Collected data
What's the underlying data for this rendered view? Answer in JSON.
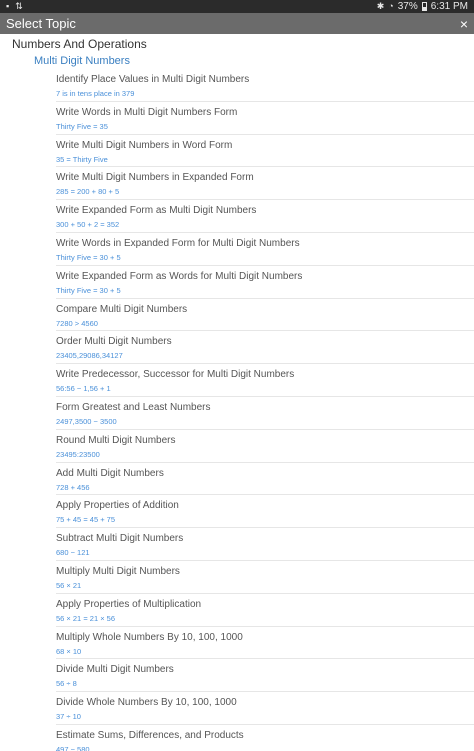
{
  "status_bar": {
    "left_icons": [
      "image-icon",
      "transfer-icon"
    ],
    "bluetooth": "bluetooth-icon",
    "wifi": "wifi-icon",
    "battery_percent": "37%",
    "battery_level": 0.37,
    "time": "6:31 PM"
  },
  "dialog": {
    "title": "Select Topic",
    "close_label": "×"
  },
  "tree": {
    "category": "Numbers And Operations",
    "subcategory": "Multi Digit Numbers",
    "topics": [
      {
        "title": "Identify Place Values in Multi Digit Numbers",
        "example": "7 is in tens place in 379"
      },
      {
        "title": "Write Words in Multi Digit Numbers Form",
        "example": "Thirty Five = 35"
      },
      {
        "title": "Write Multi Digit Numbers in Word Form",
        "example": "35 = Thirty Five"
      },
      {
        "title": "Write Multi Digit Numbers in Expanded Form",
        "example": "285 = 200 + 80 + 5"
      },
      {
        "title": "Write Expanded Form as Multi Digit Numbers",
        "example": "300 + 50 + 2 = 352"
      },
      {
        "title": "Write Words in Expanded Form for Multi Digit Numbers",
        "example": "Thirty Five = 30 + 5"
      },
      {
        "title": "Write Expanded Form as Words for Multi Digit Numbers",
        "example": "Thirty Five = 30 + 5"
      },
      {
        "title": "Compare Multi Digit Numbers",
        "example": "7280 > 4560"
      },
      {
        "title": "Order Multi Digit Numbers",
        "example": "23405,29086,34127"
      },
      {
        "title": "Write Predecessor, Successor for Multi Digit Numbers",
        "example": "56:56 − 1,56 + 1"
      },
      {
        "title": "Form Greatest and Least Numbers",
        "example": "2497,3500 − 3500"
      },
      {
        "title": "Round Multi Digit Numbers",
        "example": "23495:23500"
      },
      {
        "title": "Add Multi Digit Numbers",
        "example": "728 + 456"
      },
      {
        "title": "Apply Properties of Addition",
        "example": "75 + 45 = 45 + 75"
      },
      {
        "title": "Subtract Multi Digit Numbers",
        "example": "680 − 121"
      },
      {
        "title": "Multiply Multi Digit Numbers",
        "example": "56 × 21"
      },
      {
        "title": "Apply Properties of Multiplication",
        "example": "56 × 21 = 21 × 56"
      },
      {
        "title": "Multiply Whole Numbers By 10, 100, 1000",
        "example": "68 × 10"
      },
      {
        "title": "Divide Multi Digit Numbers",
        "example": "56 ÷ 8"
      },
      {
        "title": "Divide Whole Numbers By 10, 100, 1000",
        "example": "37 ÷ 10"
      },
      {
        "title": "Estimate Sums, Differences, and Products",
        "example": "497 − 580"
      }
    ]
  }
}
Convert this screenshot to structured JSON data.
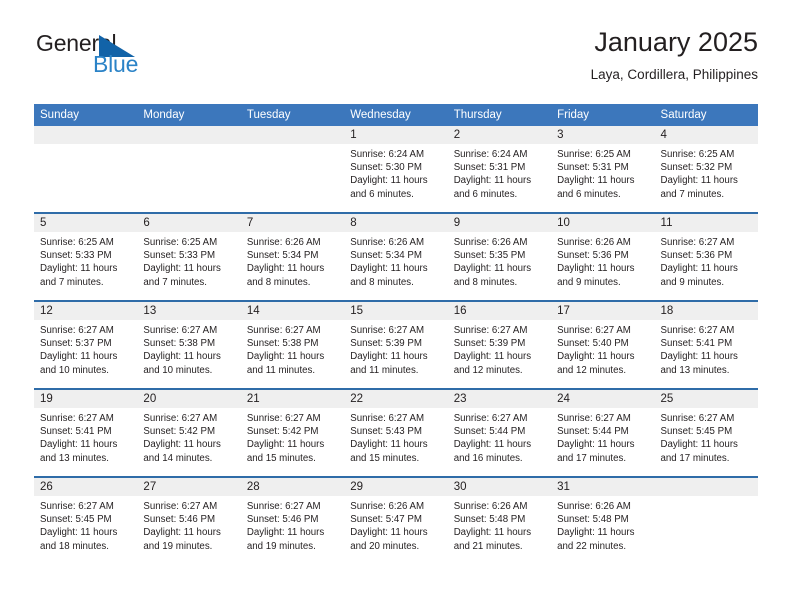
{
  "brand": {
    "name_part1": "General",
    "name_part2": "Blue",
    "flag_icon": "blue-triangle-flag-icon",
    "colors": {
      "dark": "#231f20",
      "blue": "#2b83c7"
    }
  },
  "header": {
    "title": "January 2025",
    "location": "Laya, Cordillera, Philippines"
  },
  "theme": {
    "header_blue": "#3c77bc",
    "row_divider_blue": "#2f6ca8",
    "date_band_gray": "#efefef",
    "text": "#231f20"
  },
  "weekdays": [
    "Sunday",
    "Monday",
    "Tuesday",
    "Wednesday",
    "Thursday",
    "Friday",
    "Saturday"
  ],
  "weeks": [
    [
      {
        "day": "",
        "empty": true,
        "lines": []
      },
      {
        "day": "",
        "empty": true,
        "lines": []
      },
      {
        "day": "",
        "empty": true,
        "lines": []
      },
      {
        "day": "1",
        "empty": false,
        "lines": [
          "Sunrise: 6:24 AM",
          "Sunset: 5:30 PM",
          "Daylight: 11 hours",
          "and 6 minutes."
        ]
      },
      {
        "day": "2",
        "empty": false,
        "lines": [
          "Sunrise: 6:24 AM",
          "Sunset: 5:31 PM",
          "Daylight: 11 hours",
          "and 6 minutes."
        ]
      },
      {
        "day": "3",
        "empty": false,
        "lines": [
          "Sunrise: 6:25 AM",
          "Sunset: 5:31 PM",
          "Daylight: 11 hours",
          "and 6 minutes."
        ]
      },
      {
        "day": "4",
        "empty": false,
        "lines": [
          "Sunrise: 6:25 AM",
          "Sunset: 5:32 PM",
          "Daylight: 11 hours",
          "and 7 minutes."
        ]
      }
    ],
    [
      {
        "day": "5",
        "empty": false,
        "lines": [
          "Sunrise: 6:25 AM",
          "Sunset: 5:33 PM",
          "Daylight: 11 hours",
          "and 7 minutes."
        ]
      },
      {
        "day": "6",
        "empty": false,
        "lines": [
          "Sunrise: 6:25 AM",
          "Sunset: 5:33 PM",
          "Daylight: 11 hours",
          "and 7 minutes."
        ]
      },
      {
        "day": "7",
        "empty": false,
        "lines": [
          "Sunrise: 6:26 AM",
          "Sunset: 5:34 PM",
          "Daylight: 11 hours",
          "and 8 minutes."
        ]
      },
      {
        "day": "8",
        "empty": false,
        "lines": [
          "Sunrise: 6:26 AM",
          "Sunset: 5:34 PM",
          "Daylight: 11 hours",
          "and 8 minutes."
        ]
      },
      {
        "day": "9",
        "empty": false,
        "lines": [
          "Sunrise: 6:26 AM",
          "Sunset: 5:35 PM",
          "Daylight: 11 hours",
          "and 8 minutes."
        ]
      },
      {
        "day": "10",
        "empty": false,
        "lines": [
          "Sunrise: 6:26 AM",
          "Sunset: 5:36 PM",
          "Daylight: 11 hours",
          "and 9 minutes."
        ]
      },
      {
        "day": "11",
        "empty": false,
        "lines": [
          "Sunrise: 6:27 AM",
          "Sunset: 5:36 PM",
          "Daylight: 11 hours",
          "and 9 minutes."
        ]
      }
    ],
    [
      {
        "day": "12",
        "empty": false,
        "lines": [
          "Sunrise: 6:27 AM",
          "Sunset: 5:37 PM",
          "Daylight: 11 hours",
          "and 10 minutes."
        ]
      },
      {
        "day": "13",
        "empty": false,
        "lines": [
          "Sunrise: 6:27 AM",
          "Sunset: 5:38 PM",
          "Daylight: 11 hours",
          "and 10 minutes."
        ]
      },
      {
        "day": "14",
        "empty": false,
        "lines": [
          "Sunrise: 6:27 AM",
          "Sunset: 5:38 PM",
          "Daylight: 11 hours",
          "and 11 minutes."
        ]
      },
      {
        "day": "15",
        "empty": false,
        "lines": [
          "Sunrise: 6:27 AM",
          "Sunset: 5:39 PM",
          "Daylight: 11 hours",
          "and 11 minutes."
        ]
      },
      {
        "day": "16",
        "empty": false,
        "lines": [
          "Sunrise: 6:27 AM",
          "Sunset: 5:39 PM",
          "Daylight: 11 hours",
          "and 12 minutes."
        ]
      },
      {
        "day": "17",
        "empty": false,
        "lines": [
          "Sunrise: 6:27 AM",
          "Sunset: 5:40 PM",
          "Daylight: 11 hours",
          "and 12 minutes."
        ]
      },
      {
        "day": "18",
        "empty": false,
        "lines": [
          "Sunrise: 6:27 AM",
          "Sunset: 5:41 PM",
          "Daylight: 11 hours",
          "and 13 minutes."
        ]
      }
    ],
    [
      {
        "day": "19",
        "empty": false,
        "lines": [
          "Sunrise: 6:27 AM",
          "Sunset: 5:41 PM",
          "Daylight: 11 hours",
          "and 13 minutes."
        ]
      },
      {
        "day": "20",
        "empty": false,
        "lines": [
          "Sunrise: 6:27 AM",
          "Sunset: 5:42 PM",
          "Daylight: 11 hours",
          "and 14 minutes."
        ]
      },
      {
        "day": "21",
        "empty": false,
        "lines": [
          "Sunrise: 6:27 AM",
          "Sunset: 5:42 PM",
          "Daylight: 11 hours",
          "and 15 minutes."
        ]
      },
      {
        "day": "22",
        "empty": false,
        "lines": [
          "Sunrise: 6:27 AM",
          "Sunset: 5:43 PM",
          "Daylight: 11 hours",
          "and 15 minutes."
        ]
      },
      {
        "day": "23",
        "empty": false,
        "lines": [
          "Sunrise: 6:27 AM",
          "Sunset: 5:44 PM",
          "Daylight: 11 hours",
          "and 16 minutes."
        ]
      },
      {
        "day": "24",
        "empty": false,
        "lines": [
          "Sunrise: 6:27 AM",
          "Sunset: 5:44 PM",
          "Daylight: 11 hours",
          "and 17 minutes."
        ]
      },
      {
        "day": "25",
        "empty": false,
        "lines": [
          "Sunrise: 6:27 AM",
          "Sunset: 5:45 PM",
          "Daylight: 11 hours",
          "and 17 minutes."
        ]
      }
    ],
    [
      {
        "day": "26",
        "empty": false,
        "lines": [
          "Sunrise: 6:27 AM",
          "Sunset: 5:45 PM",
          "Daylight: 11 hours",
          "and 18 minutes."
        ]
      },
      {
        "day": "27",
        "empty": false,
        "lines": [
          "Sunrise: 6:27 AM",
          "Sunset: 5:46 PM",
          "Daylight: 11 hours",
          "and 19 minutes."
        ]
      },
      {
        "day": "28",
        "empty": false,
        "lines": [
          "Sunrise: 6:27 AM",
          "Sunset: 5:46 PM",
          "Daylight: 11 hours",
          "and 19 minutes."
        ]
      },
      {
        "day": "29",
        "empty": false,
        "lines": [
          "Sunrise: 6:26 AM",
          "Sunset: 5:47 PM",
          "Daylight: 11 hours",
          "and 20 minutes."
        ]
      },
      {
        "day": "30",
        "empty": false,
        "lines": [
          "Sunrise: 6:26 AM",
          "Sunset: 5:48 PM",
          "Daylight: 11 hours",
          "and 21 minutes."
        ]
      },
      {
        "day": "31",
        "empty": false,
        "lines": [
          "Sunrise: 6:26 AM",
          "Sunset: 5:48 PM",
          "Daylight: 11 hours",
          "and 22 minutes."
        ]
      },
      {
        "day": "",
        "empty": true,
        "lines": []
      }
    ]
  ]
}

What the task requires:
In the listing above, find the lines holding the word "Apply" and copy them.

Exercise output:
        "title": "Apply Properties of Addition",
        "title": "Apply Properties of Multiplication",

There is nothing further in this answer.